### [EXCERPTED RECORDS]
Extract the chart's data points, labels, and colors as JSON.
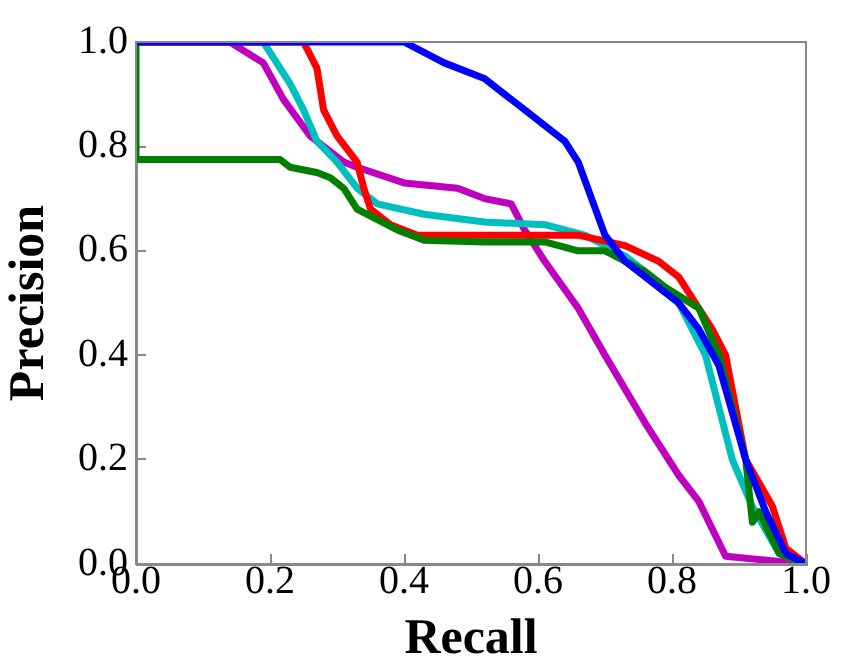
{
  "chart_data": {
    "type": "line",
    "xlabel": "Recall",
    "ylabel": "Precision",
    "xlim": [
      0,
      1
    ],
    "ylim": [
      0,
      1
    ],
    "xticks": [
      {
        "value": 0,
        "label": "0.0"
      },
      0.2,
      0.4,
      0.6,
      0.8,
      {
        "value": 1,
        "label": "1.0"
      }
    ],
    "yticks": [
      {
        "value": 0,
        "label": "0.0"
      },
      0.2,
      0.4,
      0.6,
      0.8,
      {
        "value": 1,
        "label": "1.0"
      }
    ],
    "grid": false,
    "legend": false,
    "marker": "none",
    "line_style": "solid",
    "series": [
      {
        "color": "#0000ff",
        "x": [
          0,
          0.4,
          0.46,
          0.52,
          0.58,
          0.64,
          0.66,
          0.68,
          0.7,
          0.73,
          0.81,
          0.84,
          0.87,
          0.91,
          0.94,
          0.97,
          1
        ],
        "values": [
          1,
          1,
          0.96,
          0.93,
          0.87,
          0.81,
          0.77,
          0.7,
          0.63,
          0.58,
          0.5,
          0.45,
          0.38,
          0.2,
          0.1,
          0.02,
          0
        ]
      },
      {
        "color": "#008000",
        "x": [
          0,
          0,
          0.215,
          0.23,
          0.27,
          0.29,
          0.31,
          0.33,
          0.39,
          0.43,
          0.52,
          0.61,
          0.66,
          0.7,
          0.76,
          0.79,
          0.84,
          0.87,
          0.91,
          0.92,
          0.93,
          0.96,
          1
        ],
        "values": [
          1,
          0.775,
          0.775,
          0.76,
          0.75,
          0.74,
          0.72,
          0.68,
          0.64,
          0.62,
          0.617,
          0.617,
          0.6,
          0.6,
          0.56,
          0.53,
          0.49,
          0.4,
          0.2,
          0.08,
          0.1,
          0.02,
          0
        ]
      },
      {
        "color": "#ff0000",
        "x": [
          0,
          0.25,
          0.27,
          0.28,
          0.3,
          0.33,
          0.34,
          0.35,
          0.38,
          0.42,
          0.52,
          0.66,
          0.73,
          0.78,
          0.81,
          0.83,
          0.86,
          0.88,
          0.91,
          0.95,
          0.97,
          1
        ],
        "values": [
          1,
          1,
          0.95,
          0.87,
          0.82,
          0.77,
          0.72,
          0.68,
          0.65,
          0.63,
          0.63,
          0.63,
          0.61,
          0.58,
          0.55,
          0.51,
          0.45,
          0.4,
          0.2,
          0.11,
          0.03,
          0
        ]
      },
      {
        "color": "#00bfbf",
        "x": [
          0,
          0.19,
          0.2,
          0.23,
          0.25,
          0.27,
          0.3,
          0.33,
          0.36,
          0.43,
          0.52,
          0.61,
          0.67,
          0.73,
          0.78,
          0.81,
          0.85,
          0.89,
          0.92,
          0.96,
          1
        ],
        "values": [
          1,
          1,
          0.98,
          0.92,
          0.87,
          0.81,
          0.77,
          0.72,
          0.69,
          0.67,
          0.655,
          0.65,
          0.63,
          0.59,
          0.54,
          0.5,
          0.4,
          0.2,
          0.11,
          0.02,
          0
        ]
      },
      {
        "color": "#bf00bf",
        "x": [
          0,
          0.14,
          0.19,
          0.22,
          0.26,
          0.31,
          0.33,
          0.4,
          0.48,
          0.52,
          0.56,
          0.58,
          0.61,
          0.66,
          0.7,
          0.76,
          0.81,
          0.84,
          0.88,
          1
        ],
        "values": [
          1,
          1,
          0.96,
          0.89,
          0.82,
          0.77,
          0.76,
          0.73,
          0.72,
          0.7,
          0.69,
          0.64,
          0.58,
          0.49,
          0.4,
          0.27,
          0.17,
          0.12,
          0.015,
          0
        ]
      }
    ]
  }
}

### [GOAL OF THE EXERCISE]
None of the pictures should appear; repeat the records exactly otherwise.

### [REPLY]
Extract the chart's data points, labels, and colors as JSON.
{
  "chart_data": {
    "type": "line",
    "xlabel": "Recall",
    "ylabel": "Precision",
    "xlim": [
      0,
      1
    ],
    "ylim": [
      0,
      1
    ],
    "xticks": [
      {
        "value": 0,
        "label": "0.0"
      },
      0.2,
      0.4,
      0.6,
      0.8,
      {
        "value": 1,
        "label": "1.0"
      }
    ],
    "yticks": [
      {
        "value": 0,
        "label": "0.0"
      },
      0.2,
      0.4,
      0.6,
      0.8,
      {
        "value": 1,
        "label": "1.0"
      }
    ],
    "grid": false,
    "legend": false,
    "marker": "none",
    "line_style": "solid",
    "series": [
      {
        "color": "#0000ff",
        "x": [
          0,
          0.4,
          0.46,
          0.52,
          0.58,
          0.64,
          0.66,
          0.68,
          0.7,
          0.73,
          0.81,
          0.84,
          0.87,
          0.91,
          0.94,
          0.97,
          1
        ],
        "values": [
          1,
          1,
          0.96,
          0.93,
          0.87,
          0.81,
          0.77,
          0.7,
          0.63,
          0.58,
          0.5,
          0.45,
          0.38,
          0.2,
          0.1,
          0.02,
          0
        ]
      },
      {
        "color": "#008000",
        "x": [
          0,
          0,
          0.215,
          0.23,
          0.27,
          0.29,
          0.31,
          0.33,
          0.39,
          0.43,
          0.52,
          0.61,
          0.66,
          0.7,
          0.76,
          0.79,
          0.84,
          0.87,
          0.91,
          0.92,
          0.93,
          0.96,
          1
        ],
        "values": [
          1,
          0.775,
          0.775,
          0.76,
          0.75,
          0.74,
          0.72,
          0.68,
          0.64,
          0.62,
          0.617,
          0.617,
          0.6,
          0.6,
          0.56,
          0.53,
          0.49,
          0.4,
          0.2,
          0.08,
          0.1,
          0.02,
          0
        ]
      },
      {
        "color": "#ff0000",
        "x": [
          0,
          0.25,
          0.27,
          0.28,
          0.3,
          0.33,
          0.34,
          0.35,
          0.38,
          0.42,
          0.52,
          0.66,
          0.73,
          0.78,
          0.81,
          0.83,
          0.86,
          0.88,
          0.91,
          0.95,
          0.97,
          1
        ],
        "values": [
          1,
          1,
          0.95,
          0.87,
          0.82,
          0.77,
          0.72,
          0.68,
          0.65,
          0.63,
          0.63,
          0.63,
          0.61,
          0.58,
          0.55,
          0.51,
          0.45,
          0.4,
          0.2,
          0.11,
          0.03,
          0
        ]
      },
      {
        "color": "#00bfbf",
        "x": [
          0,
          0.19,
          0.2,
          0.23,
          0.25,
          0.27,
          0.3,
          0.33,
          0.36,
          0.43,
          0.52,
          0.61,
          0.67,
          0.73,
          0.78,
          0.81,
          0.85,
          0.89,
          0.92,
          0.96,
          1
        ],
        "values": [
          1,
          1,
          0.98,
          0.92,
          0.87,
          0.81,
          0.77,
          0.72,
          0.69,
          0.67,
          0.655,
          0.65,
          0.63,
          0.59,
          0.54,
          0.5,
          0.4,
          0.2,
          0.11,
          0.02,
          0
        ]
      },
      {
        "color": "#bf00bf",
        "x": [
          0,
          0.14,
          0.19,
          0.22,
          0.26,
          0.31,
          0.33,
          0.4,
          0.48,
          0.52,
          0.56,
          0.58,
          0.61,
          0.66,
          0.7,
          0.76,
          0.81,
          0.84,
          0.88,
          1
        ],
        "values": [
          1,
          1,
          0.96,
          0.89,
          0.82,
          0.77,
          0.76,
          0.73,
          0.72,
          0.7,
          0.69,
          0.64,
          0.58,
          0.49,
          0.4,
          0.27,
          0.17,
          0.12,
          0.015,
          0
        ]
      }
    ]
  }
}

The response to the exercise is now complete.